** START OF Information shown **

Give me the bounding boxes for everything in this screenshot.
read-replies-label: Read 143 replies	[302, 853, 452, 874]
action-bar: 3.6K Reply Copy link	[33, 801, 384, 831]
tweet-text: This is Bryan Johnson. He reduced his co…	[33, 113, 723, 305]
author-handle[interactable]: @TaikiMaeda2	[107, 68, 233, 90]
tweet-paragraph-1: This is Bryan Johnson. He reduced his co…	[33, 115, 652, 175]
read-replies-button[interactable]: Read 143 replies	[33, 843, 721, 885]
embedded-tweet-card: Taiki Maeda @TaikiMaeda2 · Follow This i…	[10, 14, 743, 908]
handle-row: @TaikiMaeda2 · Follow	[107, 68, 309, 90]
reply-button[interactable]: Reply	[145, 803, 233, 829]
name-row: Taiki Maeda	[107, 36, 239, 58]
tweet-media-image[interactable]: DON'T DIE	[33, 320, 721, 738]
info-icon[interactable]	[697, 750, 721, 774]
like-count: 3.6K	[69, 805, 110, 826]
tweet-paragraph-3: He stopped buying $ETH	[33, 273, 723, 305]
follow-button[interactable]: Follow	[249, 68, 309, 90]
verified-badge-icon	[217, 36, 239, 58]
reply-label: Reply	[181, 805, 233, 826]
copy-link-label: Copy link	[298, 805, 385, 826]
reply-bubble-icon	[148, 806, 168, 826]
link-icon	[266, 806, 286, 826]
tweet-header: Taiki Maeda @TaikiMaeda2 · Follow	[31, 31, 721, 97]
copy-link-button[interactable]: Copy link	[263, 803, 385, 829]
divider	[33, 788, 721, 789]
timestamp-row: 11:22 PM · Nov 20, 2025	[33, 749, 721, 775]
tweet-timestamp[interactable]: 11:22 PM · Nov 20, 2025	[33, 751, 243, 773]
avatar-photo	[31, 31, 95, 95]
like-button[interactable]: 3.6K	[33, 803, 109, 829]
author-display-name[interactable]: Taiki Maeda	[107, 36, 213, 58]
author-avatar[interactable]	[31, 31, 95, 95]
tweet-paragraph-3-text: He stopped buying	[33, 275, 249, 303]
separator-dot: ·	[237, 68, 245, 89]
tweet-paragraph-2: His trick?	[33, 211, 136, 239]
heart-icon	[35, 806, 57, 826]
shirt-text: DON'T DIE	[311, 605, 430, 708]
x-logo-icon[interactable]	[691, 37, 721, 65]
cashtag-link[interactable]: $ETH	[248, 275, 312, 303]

** END OF Information shown **

=== Goal of the exercise ===
Please pull every line from the items above and reproduce each one unchanged, character for character.

=== Answer to this exercise ===
Give me the bounding boxes for everything in this screenshot.
read-replies-label: Read 143 replies	[302, 853, 452, 874]
action-bar: 3.6K Reply Copy link	[33, 801, 384, 831]
tweet-text: This is Bryan Johnson. He reduced his co…	[33, 113, 723, 305]
author-handle[interactable]: @TaikiMaeda2	[107, 68, 233, 90]
tweet-paragraph-1: This is Bryan Johnson. He reduced his co…	[33, 115, 652, 175]
read-replies-button[interactable]: Read 143 replies	[33, 843, 721, 885]
embedded-tweet-card: Taiki Maeda @TaikiMaeda2 · Follow This i…	[10, 14, 743, 908]
handle-row: @TaikiMaeda2 · Follow	[107, 68, 309, 90]
reply-button[interactable]: Reply	[145, 803, 233, 829]
name-row: Taiki Maeda	[107, 36, 239, 58]
tweet-media-image[interactable]: DON'T DIE	[33, 320, 721, 738]
info-icon[interactable]	[697, 750, 721, 774]
like-count: 3.6K	[69, 805, 110, 826]
tweet-paragraph-3: He stopped buying $ETH	[33, 273, 723, 305]
follow-button[interactable]: Follow	[249, 68, 309, 90]
verified-badge-icon	[217, 36, 239, 58]
reply-label: Reply	[181, 805, 233, 826]
copy-link-label: Copy link	[298, 805, 385, 826]
reply-bubble-icon	[148, 806, 168, 826]
link-icon	[266, 806, 286, 826]
tweet-header: Taiki Maeda @TaikiMaeda2 · Follow	[31, 31, 721, 97]
copy-link-button[interactable]: Copy link	[263, 803, 385, 829]
divider	[33, 788, 721, 789]
timestamp-row: 11:22 PM · Nov 20, 2025	[33, 749, 721, 775]
tweet-timestamp[interactable]: 11:22 PM · Nov 20, 2025	[33, 751, 243, 773]
avatar-photo	[31, 31, 95, 95]
like-button[interactable]: 3.6K	[33, 803, 109, 829]
author-display-name[interactable]: Taiki Maeda	[107, 36, 213, 58]
author-avatar[interactable]	[31, 31, 95, 95]
tweet-paragraph-3-text: He stopped buying	[33, 275, 249, 303]
separator-dot: ·	[237, 68, 245, 89]
tweet-paragraph-2: His trick?	[33, 211, 136, 239]
heart-icon	[35, 806, 57, 826]
shirt-text: DON'T DIE	[311, 605, 430, 708]
x-logo-icon[interactable]	[691, 37, 721, 65]
cashtag-link[interactable]: $ETH	[248, 275, 312, 303]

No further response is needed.